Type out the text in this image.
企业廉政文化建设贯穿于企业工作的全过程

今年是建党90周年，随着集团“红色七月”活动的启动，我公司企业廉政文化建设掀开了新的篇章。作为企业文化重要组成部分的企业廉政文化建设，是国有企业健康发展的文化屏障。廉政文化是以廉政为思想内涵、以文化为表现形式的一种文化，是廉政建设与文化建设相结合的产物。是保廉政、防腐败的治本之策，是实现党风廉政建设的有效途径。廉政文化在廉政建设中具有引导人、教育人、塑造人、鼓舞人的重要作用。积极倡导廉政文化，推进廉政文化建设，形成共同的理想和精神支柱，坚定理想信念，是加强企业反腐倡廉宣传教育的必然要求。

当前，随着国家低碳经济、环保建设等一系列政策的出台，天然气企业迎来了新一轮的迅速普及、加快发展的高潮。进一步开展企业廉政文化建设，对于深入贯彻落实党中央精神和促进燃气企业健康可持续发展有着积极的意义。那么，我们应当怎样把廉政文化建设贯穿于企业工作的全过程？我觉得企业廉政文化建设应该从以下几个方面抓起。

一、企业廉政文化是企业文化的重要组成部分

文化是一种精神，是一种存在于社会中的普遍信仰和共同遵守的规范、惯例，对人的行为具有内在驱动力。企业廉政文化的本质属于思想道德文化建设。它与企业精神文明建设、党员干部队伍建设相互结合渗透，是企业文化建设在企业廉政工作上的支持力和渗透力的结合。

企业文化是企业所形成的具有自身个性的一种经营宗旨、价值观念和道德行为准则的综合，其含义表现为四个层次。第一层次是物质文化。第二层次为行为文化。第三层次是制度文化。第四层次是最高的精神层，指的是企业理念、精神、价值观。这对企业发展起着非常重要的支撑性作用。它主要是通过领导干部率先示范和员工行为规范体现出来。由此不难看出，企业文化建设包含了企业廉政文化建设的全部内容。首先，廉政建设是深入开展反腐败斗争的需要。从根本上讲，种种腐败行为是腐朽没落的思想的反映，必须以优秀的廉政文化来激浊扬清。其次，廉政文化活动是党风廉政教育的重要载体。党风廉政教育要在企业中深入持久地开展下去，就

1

^^^^^^^^

Extract each entry in full and write it down exactly.

Type out the text in this image.
企业廉政文化建设贯穿于企业工作的全过程

今年是建党90周年，随着集团“红色七月”活动的启动，我公司企业廉政文化建设掀开了新的篇章。作为企业文化重要组成部分的企业廉政文化建设，是国有企业健康发展的文化屏障。廉政文化是以廉政为思想内涵、以文化为表现形式的一种文化，是廉政建设与文化建设相结合的产物。是保廉政、防腐败的治本之策，是实现党风廉政建设的有效途径。廉政文化在廉政建设中具有引导人、教育人、塑造人、鼓舞人的重要作用。积极倡导廉政文化，推进廉政文化建设，形成共同的理想和精神支柱，坚定理想信念，是加强企业反腐倡廉宣传教育的必然要求。

当前，随着国家低碳经济、环保建设等一系列政策的出台，天然气企业迎来了新一轮的迅速普及、加快发展的高潮。进一步开展企业廉政文化建设，对于深入贯彻落实党中央精神和促进燃气企业健康可持续发展有着积极的意义。那么，我们应当怎样把廉政文化建设贯穿于企业工作的全过程？我觉得企业廉政文化建设应该从以下几个方面抓起。

一、企业廉政文化是企业文化的重要组成部分

文化是一种精神，是一种存在于社会中的普遍信仰和共同遵守的规范、惯例，对人的行为具有内在驱动力。企业廉政文化的本质属于思想道德文化建设。它与企业精神文明建设、党员干部队伍建设相互结合渗透，是企业文化建设在企业廉政工作上的支持力和渗透力的结合。

企业文化是企业所形成的具有自身个性的一种经营宗旨、价值观念和道德行为准则的综合，其含义表现为四个层次。第一层次是物质文化。第二层次为行为文化。第三层次是制度文化。第四层次是最高的精神层，指的是企业理念、精神、价值观。这对企业发展起着非常重要的支撑性作用。它主要是通过领导干部率先示范和员工行为规范体现出来。由此不难看出，企业文化建设包含了企业廉政文化建设的全部内容。首先，廉政建设是深入开展反腐败斗争的需要。从根本上讲，种种腐败行为是腐朽没落的思想的反映，必须以优秀的廉政文化来激浊扬清。其次，廉政文化活动是党风廉政教育的重要载体。党风廉政教育要在企业中深入持久地开展下去，就

1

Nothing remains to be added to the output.